━━━ Data

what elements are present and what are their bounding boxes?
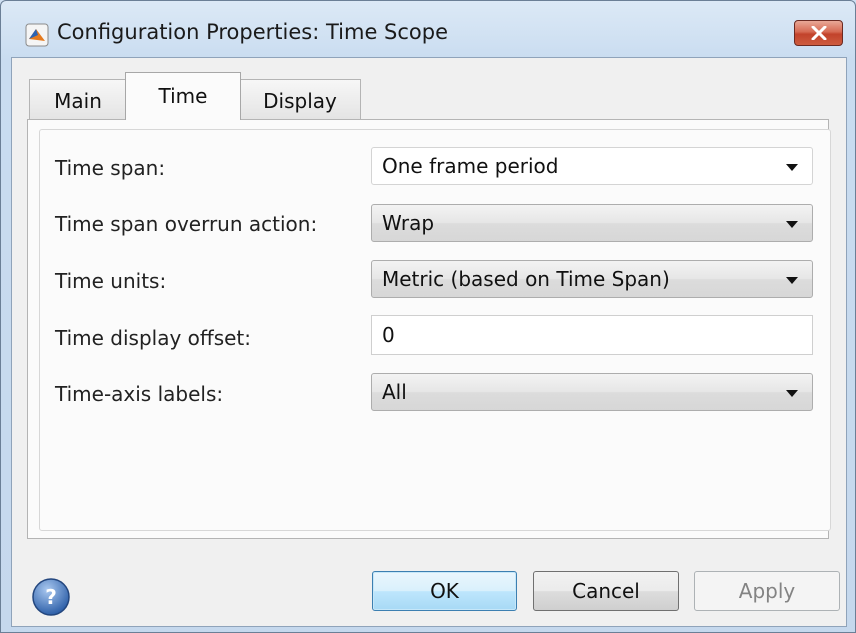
- apply-button[interactable]: Apply: [694, 571, 840, 611]
- help-icon[interactable]: ?: [31, 577, 71, 617]
- chevron-down-icon: [786, 164, 798, 171]
- axis-labels-dropdown[interactable]: All: [371, 373, 813, 411]
- time-units-label: Time units:: [55, 269, 167, 293]
- display-offset-label: Time display offset:: [55, 326, 251, 350]
- axis-labels-value: All: [382, 380, 407, 404]
- tab-time[interactable]: Time: [125, 72, 241, 120]
- axis-labels-label: Time-axis labels:: [55, 382, 224, 406]
- display-offset-input[interactable]: 0: [371, 315, 813, 355]
- time-span-value: One frame period: [382, 154, 559, 178]
- tab-display[interactable]: Display: [239, 79, 361, 119]
- time-units-value: Metric (based on Time Span): [382, 267, 670, 291]
- time-span-dropdown[interactable]: One frame period: [371, 147, 813, 185]
- chevron-down-icon: [786, 390, 798, 397]
- help-glyph: ?: [45, 585, 57, 609]
- overrun-action-dropdown[interactable]: Wrap: [371, 204, 813, 242]
- title-bar[interactable]: Configuration Properties: Time Scope: [1, 1, 855, 47]
- time-units-dropdown[interactable]: Metric (based on Time Span): [371, 260, 813, 298]
- matlab-app-icon: [25, 23, 49, 47]
- close-icon: [811, 26, 826, 40]
- overrun-action-label: Time span overrun action:: [55, 212, 318, 236]
- chevron-down-icon: [786, 221, 798, 228]
- close-button[interactable]: [794, 20, 843, 46]
- cancel-button[interactable]: Cancel: [533, 571, 679, 611]
- tab-main[interactable]: Main: [29, 79, 127, 119]
- ok-button[interactable]: OK: [372, 571, 517, 611]
- chevron-down-icon: [786, 277, 798, 284]
- overrun-action-value: Wrap: [382, 211, 435, 235]
- dialog-window: Configuration Properties: Time Scope Mai…: [0, 0, 856, 633]
- time-span-label: Time span:: [55, 156, 166, 180]
- window-title: Configuration Properties: Time Scope: [57, 20, 449, 44]
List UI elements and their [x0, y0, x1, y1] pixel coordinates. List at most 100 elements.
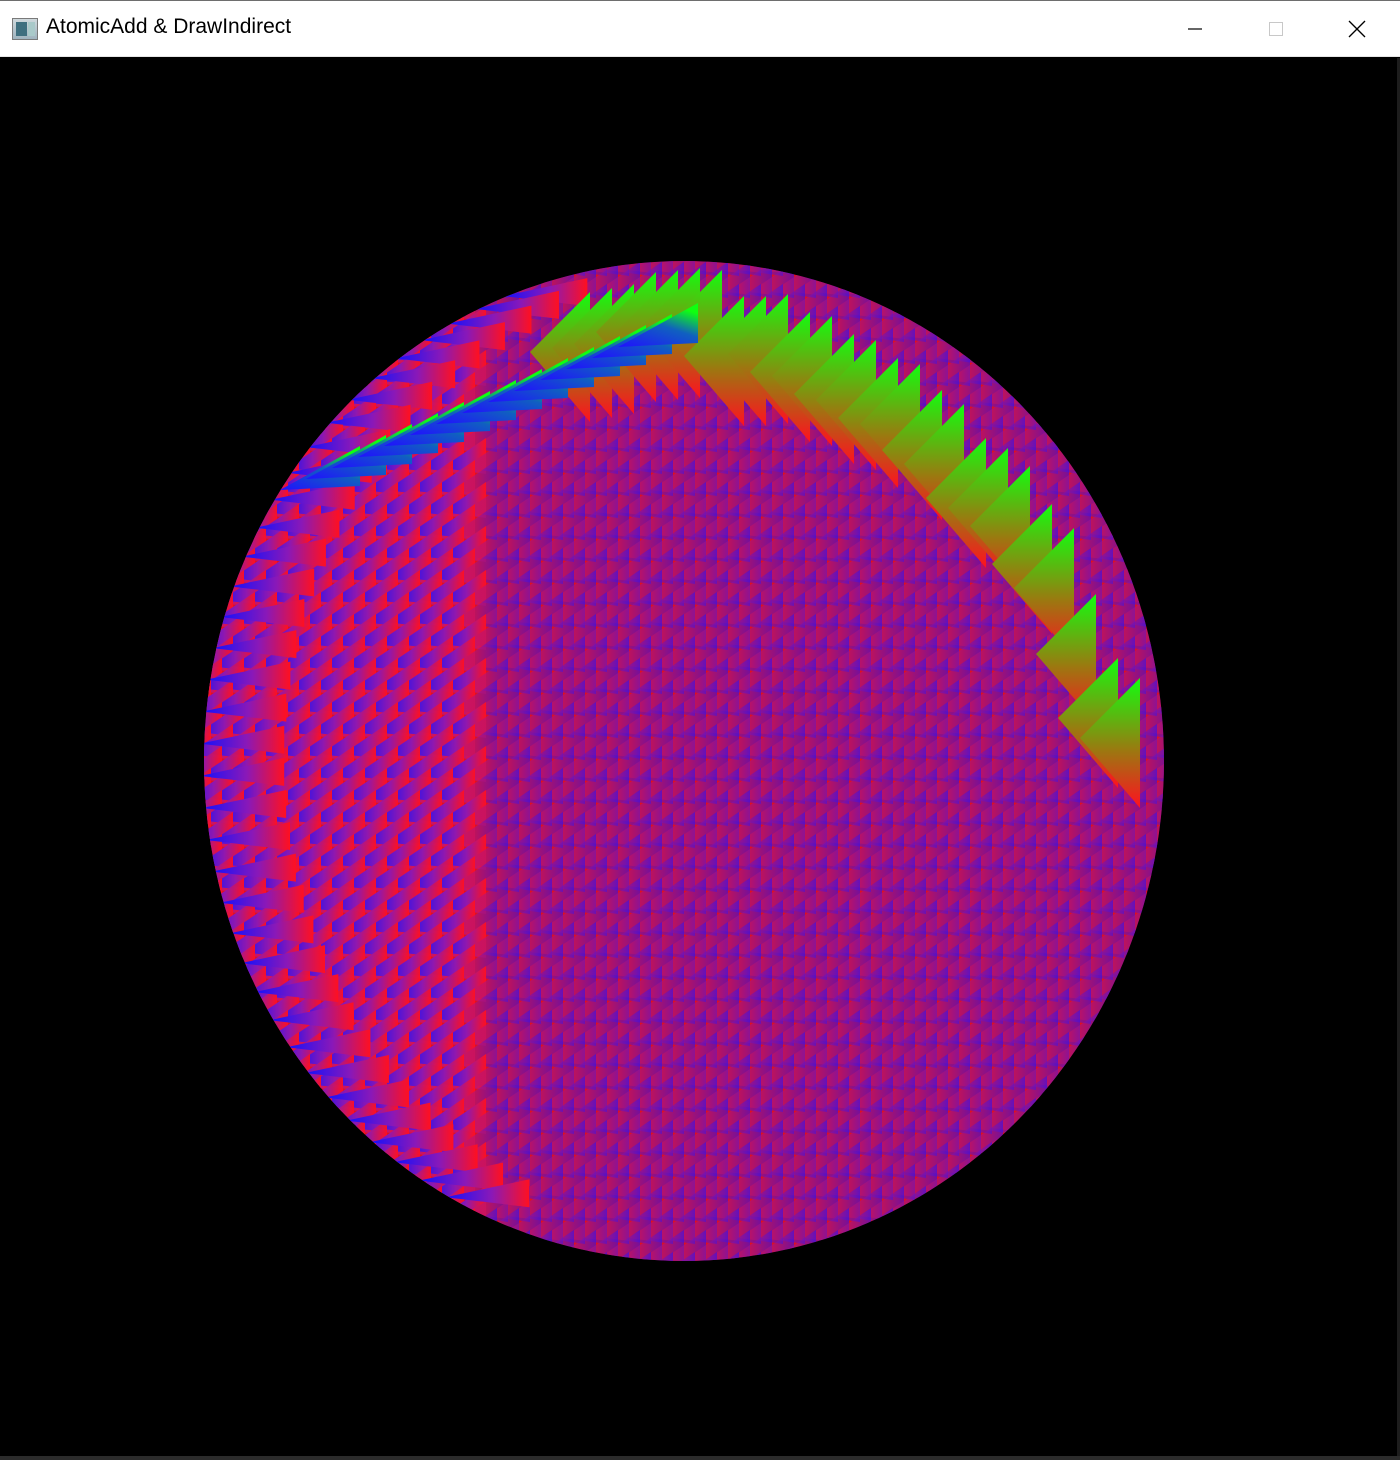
- triangle-fragment: [574, 1274, 618, 1310]
- triangle-fragment: [761, 1252, 805, 1261]
- triangle-fragment: [204, 526, 244, 562]
- triangle-fragment: [1036, 394, 1080, 430]
- triangle-fragment: [354, 1142, 398, 1178]
- triangle-fragment: [1025, 1120, 1069, 1156]
- triangle-fragment: [204, 922, 222, 958]
- triangle-fragment: [1146, 878, 1164, 914]
- triangle-fragment: [783, 1252, 827, 1261]
- triangle-fragment: [288, 1098, 332, 1134]
- triangle-fragment: [204, 856, 211, 892]
- triangle-fragment: [915, 1208, 959, 1244]
- triangle-fragment: [376, 306, 420, 342]
- maximize-icon: [1269, 22, 1283, 36]
- triangle-fragment: [1157, 680, 1164, 716]
- gradient-disc: [156, 218, 1212, 1310]
- minimize-icon: [1188, 28, 1202, 30]
- triangle-fragment: [222, 482, 266, 518]
- triangle-fragment: [244, 438, 288, 474]
- triangle-fragment: [926, 1186, 970, 1222]
- triangle-fragment: [992, 1142, 1036, 1178]
- triangle-fragment: [204, 878, 222, 914]
- triangle-fragment: [541, 261, 585, 276]
- triangle-fragment: [662, 1274, 706, 1310]
- triangle-fragment: [244, 1010, 288, 1046]
- triangle-fragment: [981, 1164, 1025, 1200]
- triangle-fragment: [343, 328, 387, 364]
- triangle-fragment: [233, 1032, 277, 1068]
- triangle-fragment: [662, 218, 706, 254]
- triangle-fragment: [893, 1208, 937, 1244]
- triangle-fragment: [596, 218, 640, 254]
- window-bottom-border: [0, 1456, 1400, 1460]
- minimize-button[interactable]: [1155, 1, 1235, 57]
- triangle-fragment: [156, 702, 200, 738]
- close-button[interactable]: [1317, 1, 1397, 57]
- close-icon: [1348, 20, 1366, 38]
- triangle-fragment: [1091, 460, 1135, 496]
- triangle-fragment: [750, 1274, 794, 1310]
- title-bar[interactable]: AtomicAdd & DrawIndirect: [0, 1, 1400, 57]
- triangle-fragment: [783, 261, 827, 276]
- triangle-fragment: [332, 350, 376, 386]
- application-window-icon[interactable]: [12, 18, 38, 40]
- triangle-fragment: [684, 1274, 728, 1310]
- triangle-fragment: [266, 1054, 310, 1090]
- triangle-fragment: [156, 834, 200, 870]
- triangle-fragment: [310, 1098, 354, 1134]
- triangle-fragment: [563, 1252, 607, 1261]
- triangle-fragment: [750, 218, 794, 254]
- triangle-fragment: [497, 261, 541, 276]
- triangle-fragment: [1135, 944, 1164, 980]
- triangle-fragment: [1168, 658, 1212, 694]
- triangle-fragment: [204, 570, 222, 606]
- triangle-fragment: [1047, 1076, 1091, 1112]
- triangle-fragment: [519, 261, 563, 276]
- triangle-fragment: [1036, 1098, 1080, 1134]
- triangle-fragment: [288, 394, 332, 430]
- triangle-fragment: [1091, 1032, 1135, 1068]
- triangle-fragment: [1124, 526, 1164, 562]
- triangle-fragment: [827, 1252, 871, 1261]
- triangle-fragment: [1168, 790, 1212, 826]
- application-window: AtomicAdd & DrawIndirect: [0, 0, 1400, 1460]
- triangle-fragment: [1146, 922, 1164, 958]
- triangle-fragment: [211, 988, 255, 1024]
- triangle-fragment: [299, 1120, 343, 1156]
- triangle-fragment: [618, 1274, 662, 1310]
- triangle-fragment: [204, 812, 211, 848]
- triangle-fragment: [204, 922, 244, 958]
- triangle-fragment: [1168, 746, 1212, 782]
- triangle-fragment: [244, 1054, 288, 1090]
- triangle-fragment: [464, 1230, 508, 1261]
- triangle-fragment: [981, 328, 1025, 364]
- triangle-fragment: [156, 790, 200, 826]
- triangle-fragment: [1124, 966, 1164, 1002]
- triangle-fragment: [332, 1142, 376, 1178]
- triangle-fragment: [860, 262, 904, 298]
- triangle-fragment: [728, 218, 772, 254]
- triangle-fragment: [1135, 548, 1164, 584]
- triangle-fragment: [453, 1208, 497, 1244]
- triangle-fragment: [948, 1186, 992, 1222]
- triangle-fragment: [992, 350, 1036, 386]
- triangle-fragment: [1157, 636, 1164, 672]
- triangle-fragment: [365, 1164, 409, 1200]
- triangle-fragment: [618, 218, 662, 254]
- triangle-fragment: [640, 218, 684, 254]
- triangle-fragment: [1080, 438, 1124, 474]
- triangle-fragment: [860, 1230, 904, 1261]
- triangle-fragment: [486, 1230, 530, 1261]
- triangle-fragment: [343, 1164, 387, 1200]
- triangle-fragment: [204, 614, 222, 650]
- triangle-fragment: [204, 768, 211, 804]
- maximize-button[interactable]: [1236, 1, 1316, 57]
- triangle-fragment: [882, 262, 926, 298]
- render-viewport[interactable]: [0, 58, 1398, 1456]
- triangle-fragment: [1080, 1054, 1124, 1090]
- triangle-fragment: [497, 1252, 541, 1261]
- triangle-fragment: [1146, 570, 1164, 606]
- triangle-fragment: [204, 944, 233, 980]
- triangle-fragment: [640, 1274, 684, 1310]
- triangle-fragment: [255, 1032, 299, 1068]
- triangle-fragment: [398, 1186, 442, 1222]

━━━━━━

The problem:
Copy out every line of the rows above without changing anything, and leave the pictures out of your answer.

Solution for this task:
what elements are present and what are their bounding boxes?
- apply-button[interactable]: Apply: [694, 571, 840, 611]
- help-icon[interactable]: ?: [31, 577, 71, 617]
- chevron-down-icon: [786, 164, 798, 171]
- axis-labels-dropdown[interactable]: All: [371, 373, 813, 411]
- time-units-label: Time units:: [55, 269, 167, 293]
- display-offset-label: Time display offset:: [55, 326, 251, 350]
- axis-labels-value: All: [382, 380, 407, 404]
- tab-time[interactable]: Time: [125, 72, 241, 120]
- axis-labels-label: Time-axis labels:: [55, 382, 224, 406]
- display-offset-input[interactable]: 0: [371, 315, 813, 355]
- time-span-value: One frame period: [382, 154, 559, 178]
- tab-display[interactable]: Display: [239, 79, 361, 119]
- time-units-value: Metric (based on Time Span): [382, 267, 670, 291]
- time-span-dropdown[interactable]: One frame period: [371, 147, 813, 185]
- chevron-down-icon: [786, 390, 798, 397]
- help-glyph: ?: [45, 585, 57, 609]
- overrun-action-dropdown[interactable]: Wrap: [371, 204, 813, 242]
- title-bar[interactable]: Configuration Properties: Time Scope: [1, 1, 855, 47]
- time-units-dropdown[interactable]: Metric (based on Time Span): [371, 260, 813, 298]
- matlab-app-icon: [25, 23, 49, 47]
- close-icon: [811, 26, 826, 40]
- overrun-action-label: Time span overrun action:: [55, 212, 318, 236]
- chevron-down-icon: [786, 221, 798, 228]
- close-button[interactable]: [794, 20, 843, 46]
- cancel-button[interactable]: Cancel: [533, 571, 679, 611]
- tab-main[interactable]: Main: [29, 79, 127, 119]
- ok-button[interactable]: OK: [372, 571, 517, 611]
- chevron-down-icon: [786, 277, 798, 284]
- overrun-action-value: Wrap: [382, 211, 435, 235]
- dialog-window: Configuration Properties: Time Scope Mai…: [0, 0, 856, 633]
- time-span-label: Time span:: [55, 156, 166, 180]
- window-title: Configuration Properties: Time Scope: [57, 20, 449, 44]
List UI elements and their [x0, y0, x1, y1] pixel coordinates. List at most 100 elements.
- triangle-fragment: [574, 1274, 618, 1310]
- triangle-fragment: [761, 1252, 805, 1261]
- triangle-fragment: [204, 526, 244, 562]
- triangle-fragment: [1036, 394, 1080, 430]
- triangle-fragment: [354, 1142, 398, 1178]
- triangle-fragment: [1025, 1120, 1069, 1156]
- triangle-fragment: [204, 922, 222, 958]
- triangle-fragment: [1146, 878, 1164, 914]
- triangle-fragment: [783, 1252, 827, 1261]
- triangle-fragment: [288, 1098, 332, 1134]
- triangle-fragment: [204, 856, 211, 892]
- triangle-fragment: [915, 1208, 959, 1244]
- triangle-fragment: [376, 306, 420, 342]
- maximize-icon: [1269, 22, 1283, 36]
- triangle-fragment: [1157, 680, 1164, 716]
- gradient-disc: [156, 218, 1212, 1310]
- minimize-icon: [1188, 28, 1202, 30]
- triangle-fragment: [222, 482, 266, 518]
- triangle-fragment: [244, 438, 288, 474]
- triangle-fragment: [926, 1186, 970, 1222]
- triangle-fragment: [992, 1142, 1036, 1178]
- triangle-fragment: [204, 878, 222, 914]
- triangle-fragment: [541, 261, 585, 276]
- triangle-fragment: [662, 1274, 706, 1310]
- triangle-fragment: [244, 1010, 288, 1046]
- triangle-fragment: [981, 1164, 1025, 1200]
- triangle-fragment: [343, 328, 387, 364]
- triangle-fragment: [233, 1032, 277, 1068]
- triangle-fragment: [662, 218, 706, 254]
- triangle-fragment: [893, 1208, 937, 1244]
- triangle-fragment: [596, 218, 640, 254]
- window-bottom-border: [0, 1456, 1400, 1460]
- minimize-button[interactable]: [1155, 1, 1235, 57]
- triangle-fragment: [156, 702, 200, 738]
- close-button[interactable]: [1317, 1, 1397, 57]
- close-icon: [1348, 20, 1366, 38]
- triangle-fragment: [1091, 460, 1135, 496]
- triangle-fragment: [750, 1274, 794, 1310]
- title-bar[interactable]: AtomicAdd & DrawIndirect: [0, 1, 1400, 57]
- triangle-fragment: [783, 261, 827, 276]
- triangle-fragment: [332, 350, 376, 386]
- application-window-icon[interactable]: [12, 18, 38, 40]
- triangle-fragment: [684, 1274, 728, 1310]
- triangle-fragment: [266, 1054, 310, 1090]
- triangle-fragment: [156, 834, 200, 870]
- triangle-fragment: [310, 1098, 354, 1134]
- triangle-fragment: [563, 1252, 607, 1261]
- triangle-fragment: [750, 218, 794, 254]
- triangle-fragment: [497, 261, 541, 276]
- triangle-fragment: [1135, 944, 1164, 980]
- triangle-fragment: [1168, 658, 1212, 694]
- triangle-fragment: [204, 570, 222, 606]
- triangle-fragment: [1047, 1076, 1091, 1112]
- triangle-fragment: [519, 261, 563, 276]
- triangle-fragment: [1036, 1098, 1080, 1134]
- triangle-fragment: [288, 394, 332, 430]
- triangle-fragment: [1091, 1032, 1135, 1068]
- triangle-fragment: [1124, 526, 1164, 562]
- triangle-fragment: [827, 1252, 871, 1261]
- triangle-fragment: [1168, 790, 1212, 826]
- application-window: AtomicAdd & DrawIndirect: [0, 0, 1400, 1460]
- triangle-fragment: [1146, 922, 1164, 958]
- triangle-fragment: [211, 988, 255, 1024]
- triangle-fragment: [299, 1120, 343, 1156]
- triangle-fragment: [618, 1274, 662, 1310]
- triangle-fragment: [204, 812, 211, 848]
- triangle-fragment: [204, 922, 244, 958]
- triangle-fragment: [1168, 746, 1212, 782]
- triangle-fragment: [244, 1054, 288, 1090]
- triangle-fragment: [464, 1230, 508, 1261]
- triangle-fragment: [981, 328, 1025, 364]
- triangle-fragment: [156, 790, 200, 826]
- triangle-fragment: [1124, 966, 1164, 1002]
- triangle-fragment: [332, 1142, 376, 1178]
- triangle-fragment: [860, 262, 904, 298]
- triangle-fragment: [728, 218, 772, 254]
- triangle-fragment: [1135, 548, 1164, 584]
- triangle-fragment: [453, 1208, 497, 1244]
- triangle-fragment: [948, 1186, 992, 1222]
- triangle-fragment: [992, 350, 1036, 386]
- triangle-fragment: [1157, 636, 1164, 672]
- triangle-fragment: [365, 1164, 409, 1200]
- triangle-fragment: [618, 218, 662, 254]
- triangle-fragment: [640, 218, 684, 254]
- triangle-fragment: [1080, 438, 1124, 474]
- triangle-fragment: [860, 1230, 904, 1261]
- triangle-fragment: [486, 1230, 530, 1261]
- triangle-fragment: [343, 1164, 387, 1200]
- triangle-fragment: [204, 614, 222, 650]
- triangle-fragment: [204, 768, 211, 804]
- maximize-button[interactable]: [1236, 1, 1316, 57]
- triangle-fragment: [882, 262, 926, 298]
- render-viewport[interactable]: [0, 58, 1398, 1456]
- triangle-fragment: [1080, 1054, 1124, 1090]
- triangle-fragment: [497, 1252, 541, 1261]
- triangle-fragment: [1146, 570, 1164, 606]
- triangle-fragment: [204, 944, 233, 980]
- triangle-fragment: [640, 1274, 684, 1310]
- triangle-fragment: [255, 1032, 299, 1068]
- triangle-fragment: [398, 1186, 442, 1222]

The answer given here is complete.